=== Excerto para leitura ===

Os investigadores Helena Moreira, César Lima e Selene Vicente desenvolveram um estudo de adaptação e validação para a população portuguesa de um teste neuropsicológico que permite rastrear défices nas funções executivas, o Institute of Cognitive Neurology (INECO) Frontal Screening (IFS), desenvolvido originalmente em 2009 por um grupo de investigadores argentinos.
É um teste de administração simples e rápida (cerca de 10 minutos), avalia diferentes componentes das funções executivas e a versão original deu provas de permitir identificar de forma eficiente a presença de demência, assim como de distinguir entre tipos de demência.
A versão portuguesa e os resultados do estudo de validação, que incluiu uma amostra alargada de pessoas saudáveis e uma amostra de doentes de Alzheimer, foram publicados no último número do Journal of Alzheimer’s Disease.
Fica assim disponível uma nova ferramenta para a utilização por parte de clínicos e investigadores em Portugal, que se espera poder contribuir para o processo de diagnóstico desta doença, bem como para a avaliação da sua evolução.
O processo de adaptação e validação do IFS foi realizado com recurso a uma amostra de 204 pessoas saudáveis, que permitiu estabelecer níveis normativos de desempenho para pessoas de diferentes idades e níveis de escolaridade, e a um grupo de 21 doentes previamente diagnosticados com doença de Alzheimer em fase inicial, seguidos no Serviço de Neurologia do Centro Hospitalar de Entre o Douro e Vouga.
Além deste teste, aos pacientes foi ainda administrada uma bateria de avaliação detalhada, que incluiu outras medidas já bem estabelecidas de funções executivas, o rastreio de dificuldades cognitivas globais e a avaliação de sintomas de depressão. A versão portuguesa do IFS mostrou-se capaz de diferenciar com precisão indivíduos saudáveis de pacientes com doença de Alzheimer em fases iniciais.

=== Listagem de dados ===

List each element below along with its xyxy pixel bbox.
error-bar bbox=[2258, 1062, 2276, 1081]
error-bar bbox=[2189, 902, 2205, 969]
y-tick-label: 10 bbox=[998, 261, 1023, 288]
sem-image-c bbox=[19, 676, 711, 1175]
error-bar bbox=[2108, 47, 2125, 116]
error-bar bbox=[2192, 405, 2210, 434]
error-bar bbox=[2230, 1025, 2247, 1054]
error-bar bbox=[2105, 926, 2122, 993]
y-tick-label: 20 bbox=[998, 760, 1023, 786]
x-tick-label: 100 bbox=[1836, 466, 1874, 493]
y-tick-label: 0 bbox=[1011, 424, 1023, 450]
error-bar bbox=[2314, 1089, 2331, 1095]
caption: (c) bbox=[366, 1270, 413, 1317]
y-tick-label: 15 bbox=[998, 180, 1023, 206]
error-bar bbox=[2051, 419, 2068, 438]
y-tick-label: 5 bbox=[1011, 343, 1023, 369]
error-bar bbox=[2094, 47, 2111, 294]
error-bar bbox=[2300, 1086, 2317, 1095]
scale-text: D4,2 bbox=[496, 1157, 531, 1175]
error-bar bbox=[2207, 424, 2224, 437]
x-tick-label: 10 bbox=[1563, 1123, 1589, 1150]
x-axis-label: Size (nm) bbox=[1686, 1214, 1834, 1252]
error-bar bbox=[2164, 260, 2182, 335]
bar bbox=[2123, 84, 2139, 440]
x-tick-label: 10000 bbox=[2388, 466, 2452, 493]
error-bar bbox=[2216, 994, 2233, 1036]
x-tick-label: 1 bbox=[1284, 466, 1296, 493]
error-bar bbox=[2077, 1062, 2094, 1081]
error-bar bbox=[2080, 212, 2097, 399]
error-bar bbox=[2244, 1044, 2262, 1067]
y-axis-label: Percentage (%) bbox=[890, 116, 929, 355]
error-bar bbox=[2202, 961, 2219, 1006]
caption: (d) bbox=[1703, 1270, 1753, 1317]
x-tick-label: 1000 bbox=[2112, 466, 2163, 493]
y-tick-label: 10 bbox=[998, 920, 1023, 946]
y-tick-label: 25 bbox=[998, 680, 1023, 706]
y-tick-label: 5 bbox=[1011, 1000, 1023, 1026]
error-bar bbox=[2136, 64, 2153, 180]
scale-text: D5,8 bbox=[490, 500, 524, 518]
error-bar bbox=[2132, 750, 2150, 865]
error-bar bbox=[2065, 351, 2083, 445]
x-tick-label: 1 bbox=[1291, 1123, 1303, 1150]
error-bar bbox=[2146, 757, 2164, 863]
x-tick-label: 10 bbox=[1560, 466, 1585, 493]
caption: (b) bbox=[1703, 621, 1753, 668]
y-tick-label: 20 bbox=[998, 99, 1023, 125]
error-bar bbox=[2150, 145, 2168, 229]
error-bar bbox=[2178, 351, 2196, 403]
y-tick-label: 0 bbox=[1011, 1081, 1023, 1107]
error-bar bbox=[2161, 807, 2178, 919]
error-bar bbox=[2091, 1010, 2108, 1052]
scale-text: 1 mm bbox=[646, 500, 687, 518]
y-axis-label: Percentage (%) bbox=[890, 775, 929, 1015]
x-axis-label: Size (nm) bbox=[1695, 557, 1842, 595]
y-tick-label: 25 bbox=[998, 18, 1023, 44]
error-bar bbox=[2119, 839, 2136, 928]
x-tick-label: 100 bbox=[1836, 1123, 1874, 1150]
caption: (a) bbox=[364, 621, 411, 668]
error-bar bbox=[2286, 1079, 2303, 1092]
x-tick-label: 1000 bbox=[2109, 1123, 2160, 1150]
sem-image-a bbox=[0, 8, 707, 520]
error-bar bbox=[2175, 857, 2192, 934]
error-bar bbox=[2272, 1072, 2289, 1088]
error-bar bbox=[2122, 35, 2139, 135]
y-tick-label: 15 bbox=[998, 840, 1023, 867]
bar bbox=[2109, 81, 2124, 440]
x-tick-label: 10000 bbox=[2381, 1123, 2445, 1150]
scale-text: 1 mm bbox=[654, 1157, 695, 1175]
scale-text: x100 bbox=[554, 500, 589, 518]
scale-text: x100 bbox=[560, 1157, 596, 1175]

===

**As suas tarefas:**
1) Responda a estas perguntas sobre o excerto acerca da validação portuguesa do teste IFS:
(a) Em que ano foi desenvolvido originalmente o IFS?
(b) Em que revista foram publicados a versão portuguesa e os resultados do estudo?
(c) Quantos doentes com doença de Alzheimer em fase inicial integraram o estudo?
2) Escreva a continuação do excerto sobre a validação portuguesa do teste IFS, começando logo após a última frase apresentada.

**Respostas numeradas:**
1)
(a) Em 2009.
(b) No Journal of Alzheimer’s Disease.
(c) 21 doentes.

2)
O grupo de doentes obteve um desempenho significativamente inferior ao dos saudáveis, mesmo depois de controlados aspectos como idade, níveis de escolaridade, dificuldades cognitivas globais e depressão. Adicionalmente, este teste, embora de administração simples e rápida, apresentou valores altamente correlacionados com outros testes já bem estabelecidos de avaliação das mesmas funções, o que reforça a sua validade.
Os resultados deste estudo, além de constituírem um contributo directo para a prática clínica ao disponibilizarem uma nova ferramenta de avaliação, acrescentam evidência para a necessidade de considerar que outras capacidades cognitivas para além da memória podem estar comprometidas desde o início da manifestação clínica da doença de Alzheimer.
Estas alterações podem contribuir para as dificuldades experienciadas pelos doentes no dia-a-dia em tarefas como a gestão do dinheiro, dos medicamentos, ou na conclusão de actividades em casa ou no trabalho.
A doença de Alzheimer é uma doença neurodegenerativa de elevada prevalência. Em Portugal, estima-se que 90.000 pessoas padeçam desta patologia e espera-se que o número continue a aumentar. É a causa mais comum de demência a nível mundial, sendo a idade avançada o principal factor de risco.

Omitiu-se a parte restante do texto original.